===== Record extracts =====

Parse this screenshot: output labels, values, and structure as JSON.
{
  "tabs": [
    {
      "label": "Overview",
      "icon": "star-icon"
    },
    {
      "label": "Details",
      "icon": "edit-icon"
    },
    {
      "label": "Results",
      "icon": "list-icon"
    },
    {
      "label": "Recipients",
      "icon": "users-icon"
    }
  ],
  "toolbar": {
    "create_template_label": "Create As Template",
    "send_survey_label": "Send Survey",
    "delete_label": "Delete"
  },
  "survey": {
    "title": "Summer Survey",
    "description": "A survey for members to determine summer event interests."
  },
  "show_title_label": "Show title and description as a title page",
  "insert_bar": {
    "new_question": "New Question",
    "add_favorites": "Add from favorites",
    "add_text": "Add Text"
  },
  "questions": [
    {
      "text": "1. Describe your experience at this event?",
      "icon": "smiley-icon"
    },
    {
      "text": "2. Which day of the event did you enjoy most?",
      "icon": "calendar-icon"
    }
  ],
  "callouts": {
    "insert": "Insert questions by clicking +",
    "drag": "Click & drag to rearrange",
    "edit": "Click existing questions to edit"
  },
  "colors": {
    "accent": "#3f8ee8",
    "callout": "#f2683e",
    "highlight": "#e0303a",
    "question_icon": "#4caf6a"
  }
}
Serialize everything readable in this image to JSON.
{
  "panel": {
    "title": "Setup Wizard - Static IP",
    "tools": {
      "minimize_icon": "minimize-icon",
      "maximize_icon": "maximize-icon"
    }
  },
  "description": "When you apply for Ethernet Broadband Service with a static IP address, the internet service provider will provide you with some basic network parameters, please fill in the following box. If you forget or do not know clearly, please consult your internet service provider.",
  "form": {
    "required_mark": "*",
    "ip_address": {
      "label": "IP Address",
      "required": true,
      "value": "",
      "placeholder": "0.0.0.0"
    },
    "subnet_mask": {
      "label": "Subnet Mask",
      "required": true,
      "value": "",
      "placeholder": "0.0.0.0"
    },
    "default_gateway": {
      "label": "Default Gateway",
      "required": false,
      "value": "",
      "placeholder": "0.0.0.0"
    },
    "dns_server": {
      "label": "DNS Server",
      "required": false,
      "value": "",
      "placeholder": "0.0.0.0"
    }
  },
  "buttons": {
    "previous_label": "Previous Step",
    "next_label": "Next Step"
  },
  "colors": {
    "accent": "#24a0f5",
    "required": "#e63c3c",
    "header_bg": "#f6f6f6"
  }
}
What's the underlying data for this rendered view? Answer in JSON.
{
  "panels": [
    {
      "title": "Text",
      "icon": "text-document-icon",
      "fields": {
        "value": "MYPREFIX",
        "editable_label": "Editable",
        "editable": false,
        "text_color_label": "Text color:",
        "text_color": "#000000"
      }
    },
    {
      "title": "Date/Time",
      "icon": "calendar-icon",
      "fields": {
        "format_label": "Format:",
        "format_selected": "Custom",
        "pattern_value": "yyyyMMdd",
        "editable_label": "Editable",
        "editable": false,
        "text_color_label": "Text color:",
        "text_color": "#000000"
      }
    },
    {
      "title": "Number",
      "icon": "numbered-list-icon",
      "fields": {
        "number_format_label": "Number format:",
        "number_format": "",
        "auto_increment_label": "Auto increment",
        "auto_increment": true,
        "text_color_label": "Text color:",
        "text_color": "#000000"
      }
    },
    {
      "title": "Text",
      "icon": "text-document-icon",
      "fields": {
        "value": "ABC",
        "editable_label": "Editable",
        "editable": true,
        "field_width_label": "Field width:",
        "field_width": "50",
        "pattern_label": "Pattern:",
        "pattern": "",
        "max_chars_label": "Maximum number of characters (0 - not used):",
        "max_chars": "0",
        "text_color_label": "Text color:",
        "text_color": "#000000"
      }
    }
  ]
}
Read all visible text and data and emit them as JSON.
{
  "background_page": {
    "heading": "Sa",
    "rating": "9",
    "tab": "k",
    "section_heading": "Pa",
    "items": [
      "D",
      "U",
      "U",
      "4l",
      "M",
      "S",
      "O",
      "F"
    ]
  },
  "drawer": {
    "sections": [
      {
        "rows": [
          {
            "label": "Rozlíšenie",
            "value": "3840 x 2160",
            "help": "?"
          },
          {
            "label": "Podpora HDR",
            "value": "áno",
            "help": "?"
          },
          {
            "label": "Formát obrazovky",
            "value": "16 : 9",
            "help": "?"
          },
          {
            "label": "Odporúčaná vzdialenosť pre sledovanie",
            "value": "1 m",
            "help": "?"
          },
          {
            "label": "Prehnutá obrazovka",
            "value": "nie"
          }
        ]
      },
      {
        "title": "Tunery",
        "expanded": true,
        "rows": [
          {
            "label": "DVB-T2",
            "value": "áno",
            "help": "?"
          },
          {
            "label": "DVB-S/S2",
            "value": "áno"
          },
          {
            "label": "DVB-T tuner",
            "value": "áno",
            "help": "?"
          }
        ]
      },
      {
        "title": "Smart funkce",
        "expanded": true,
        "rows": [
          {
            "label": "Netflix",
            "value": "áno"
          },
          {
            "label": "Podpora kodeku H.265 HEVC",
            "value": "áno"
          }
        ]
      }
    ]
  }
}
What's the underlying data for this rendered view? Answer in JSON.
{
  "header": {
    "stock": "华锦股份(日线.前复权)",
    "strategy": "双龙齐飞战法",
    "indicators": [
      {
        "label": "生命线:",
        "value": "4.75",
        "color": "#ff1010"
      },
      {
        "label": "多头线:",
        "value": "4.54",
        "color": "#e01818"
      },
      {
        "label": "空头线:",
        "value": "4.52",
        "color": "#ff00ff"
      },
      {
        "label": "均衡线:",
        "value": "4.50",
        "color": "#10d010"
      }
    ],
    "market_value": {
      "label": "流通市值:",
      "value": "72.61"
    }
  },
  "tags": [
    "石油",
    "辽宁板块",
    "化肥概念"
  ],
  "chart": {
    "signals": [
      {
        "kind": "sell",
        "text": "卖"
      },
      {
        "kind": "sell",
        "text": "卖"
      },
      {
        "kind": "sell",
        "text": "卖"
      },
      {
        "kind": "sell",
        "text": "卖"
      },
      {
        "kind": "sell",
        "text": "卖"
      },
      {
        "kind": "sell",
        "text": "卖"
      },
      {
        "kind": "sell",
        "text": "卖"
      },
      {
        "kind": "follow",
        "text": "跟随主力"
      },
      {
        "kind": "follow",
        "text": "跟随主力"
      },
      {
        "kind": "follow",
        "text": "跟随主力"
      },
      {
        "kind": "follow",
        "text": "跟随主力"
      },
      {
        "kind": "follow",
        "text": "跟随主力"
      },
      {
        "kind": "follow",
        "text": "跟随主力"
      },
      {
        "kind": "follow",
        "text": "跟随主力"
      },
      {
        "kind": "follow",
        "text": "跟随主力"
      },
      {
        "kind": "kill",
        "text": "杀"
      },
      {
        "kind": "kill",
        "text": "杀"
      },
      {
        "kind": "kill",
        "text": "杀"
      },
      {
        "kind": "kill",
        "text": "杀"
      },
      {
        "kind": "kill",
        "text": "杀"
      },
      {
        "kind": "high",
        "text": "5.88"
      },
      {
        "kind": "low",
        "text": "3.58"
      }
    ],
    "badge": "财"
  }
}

=====

Your task
Repeat each of the entries above precisely as given.

Answer to the exercise
Parse this screenshot: output labels, values, and structure as JSON.
{
  "tabs": [
    {
      "label": "Overview",
      "icon": "star-icon"
    },
    {
      "label": "Details",
      "icon": "edit-icon"
    },
    {
      "label": "Results",
      "icon": "list-icon"
    },
    {
      "label": "Recipients",
      "icon": "users-icon"
    }
  ],
  "toolbar": {
    "create_template_label": "Create As Template",
    "send_survey_label": "Send Survey",
    "delete_label": "Delete"
  },
  "survey": {
    "title": "Summer Survey",
    "description": "A survey for members to determine summer event interests."
  },
  "show_title_label": "Show title and description as a title page",
  "insert_bar": {
    "new_question": "New Question",
    "add_favorites": "Add from favorites",
    "add_text": "Add Text"
  },
  "questions": [
    {
      "text": "1. Describe your experience at this event?",
      "icon": "smiley-icon"
    },
    {
      "text": "2. Which day of the event did you enjoy most?",
      "icon": "calendar-icon"
    }
  ],
  "callouts": {
    "insert": "Insert questions by clicking +",
    "drag": "Click & drag to rearrange",
    "edit": "Click existing questions to edit"
  },
  "colors": {
    "accent": "#3f8ee8",
    "callout": "#f2683e",
    "highlight": "#e0303a",
    "question_icon": "#4caf6a"
  }
}
Serialize everything readable in this image to JSON.
{
  "panel": {
    "title": "Setup Wizard - Static IP",
    "tools": {
      "minimize_icon": "minimize-icon",
      "maximize_icon": "maximize-icon"
    }
  },
  "description": "When you apply for Ethernet Broadband Service with a static IP address, the internet service provider will provide you with some basic network parameters, please fill in the following box. If you forget or do not know clearly, please consult your internet service provider.",
  "form": {
    "required_mark": "*",
    "ip_address": {
      "label": "IP Address",
      "required": true,
      "value": "",
      "placeholder": "0.0.0.0"
    },
    "subnet_mask": {
      "label": "Subnet Mask",
      "required": true,
      "value": "",
      "placeholder": "0.0.0.0"
    },
    "default_gateway": {
      "label": "Default Gateway",
      "required": false,
      "value": "",
      "placeholder": "0.0.0.0"
    },
    "dns_server": {
      "label": "DNS Server",
      "required": false,
      "value": "",
      "placeholder": "0.0.0.0"
    }
  },
  "buttons": {
    "previous_label": "Previous Step",
    "next_label": "Next Step"
  },
  "colors": {
    "accent": "#24a0f5",
    "required": "#e63c3c",
    "header_bg": "#f6f6f6"
  }
}
What's the underlying data for this rendered view? Answer in JSON.
{
  "panels": [
    {
      "title": "Text",
      "icon": "text-document-icon",
      "fields": {
        "value": "MYPREFIX",
        "editable_label": "Editable",
        "editable": false,
        "text_color_label": "Text color:",
        "text_color": "#000000"
      }
    },
    {
      "title": "Date/Time",
      "icon": "calendar-icon",
      "fields": {
        "format_label": "Format:",
        "format_selected": "Custom",
        "pattern_value": "yyyyMMdd",
        "editable_label": "Editable",
        "editable": false,
        "text_color_label": "Text color:",
        "text_color": "#000000"
      }
    },
    {
      "title": "Number",
      "icon": "numbered-list-icon",
      "fields": {
        "number_format_label": "Number format:",
        "number_format": "",
        "auto_increment_label": "Auto increment",
        "auto_increment": true,
        "text_color_label": "Text color:",
        "text_color": "#000000"
      }
    },
    {
      "title": "Text",
      "icon": "text-document-icon",
      "fields": {
        "value": "ABC",
        "editable_label": "Editable",
        "editable": true,
        "field_width_label": "Field width:",
        "field_width": "50",
        "pattern_label": "Pattern:",
        "pattern": "",
        "max_chars_label": "Maximum number of characters (0 - not used):",
        "max_chars": "0",
        "text_color_label": "Text color:",
        "text_color": "#000000"
      }
    }
  ]
}
Read all visible text and data and emit them as JSON.
{
  "background_page": {
    "heading": "Sa",
    "rating": "9",
    "tab": "k",
    "section_heading": "Pa",
    "items": [
      "D",
      "U",
      "U",
      "4l",
      "M",
      "S",
      "O",
      "F"
    ]
  },
  "drawer": {
    "sections": [
      {
        "rows": [
          {
            "label": "Rozlíšenie",
            "value": "3840 x 2160",
            "help": "?"
          },
          {
            "label": "Podpora HDR",
            "value": "áno",
            "help": "?"
          },
          {
            "label": "Formát obrazovky",
            "value": "16 : 9",
            "help": "?"
          },
          {
            "label": "Odporúčaná vzdialenosť pre sledovanie",
            "value": "1 m",
            "help": "?"
          },
          {
            "label": "Prehnutá obrazovka",
            "value": "nie"
          }
        ]
      },
      {
        "title": "Tunery",
        "expanded": true,
        "rows": [
          {
            "label": "DVB-T2",
            "value": "áno",
            "help": "?"
          },
          {
            "label": "DVB-S/S2",
            "value": "áno"
          },
          {
            "label": "DVB-T tuner",
            "value": "áno",
            "help": "?"
          }
        ]
      },
      {
        "title": "Smart funkce",
        "expanded": true,
        "rows": [
          {
            "label": "Netflix",
            "value": "áno"
          },
          {
            "label": "Podpora kodeku H.265 HEVC",
            "value": "áno"
          }
        ]
      }
    ]
  }
}
What's the underlying data for this rendered view? Answer in JSON.
{
  "header": {
    "stock": "华锦股份(日线.前复权)",
    "strategy": "双龙齐飞战法",
    "indicators": [
      {
        "label": "生命线:",
        "value": "4.75",
        "color": "#ff1010"
      },
      {
        "label": "多头线:",
        "value": "4.54",
        "color": "#e01818"
      },
      {
        "label": "空头线:",
        "value": "4.52",
        "color": "#ff00ff"
      },
      {
        "label": "均衡线:",
        "value": "4.50",
        "color": "#10d010"
      }
    ],
    "market_value": {
      "label": "流通市值:",
      "value": "72.61"
    }
  },
  "tags": [
    "石油",
    "辽宁板块",
    "化肥概念"
  ],
  "chart": {
    "signals": [
      {
        "kind": "sell",
        "text": "卖"
      },
      {
        "kind": "sell",
        "text": "卖"
      },
      {
        "kind": "sell",
        "text": "卖"
      },
      {
        "kind": "sell",
        "text": "卖"
      },
      {
        "kind": "sell",
        "text": "卖"
      },
      {
        "kind": "sell",
        "text": "卖"
      },
      {
        "kind": "sell",
        "text": "卖"
      },
      {
        "kind": "follow",
        "text": "跟随主力"
      },
      {
        "kind": "follow",
        "text": "跟随主力"
      },
      {
        "kind": "follow",
        "text": "跟随主力"
      },
      {
        "kind": "follow",
        "text": "跟随主力"
      },
      {
        "kind": "follow",
        "text": "跟随主力"
      },
      {
        "kind": "follow",
        "text": "跟随主力"
      },
      {
        "kind": "follow",
        "text": "跟随主力"
      },
      {
        "kind": "follow",
        "text": "跟随主力"
      },
      {
        "kind": "kill",
        "text": "杀"
      },
      {
        "kind": "kill",
        "text": "杀"
      },
      {
        "kind": "kill",
        "text": "杀"
      },
      {
        "kind": "kill",
        "text": "杀"
      },
      {
        "kind": "kill",
        "text": "杀"
      },
      {
        "kind": "high",
        "text": "5.88"
      },
      {
        "kind": "low",
        "text": "3.58"
      }
    ],
    "badge": "财"
  }
}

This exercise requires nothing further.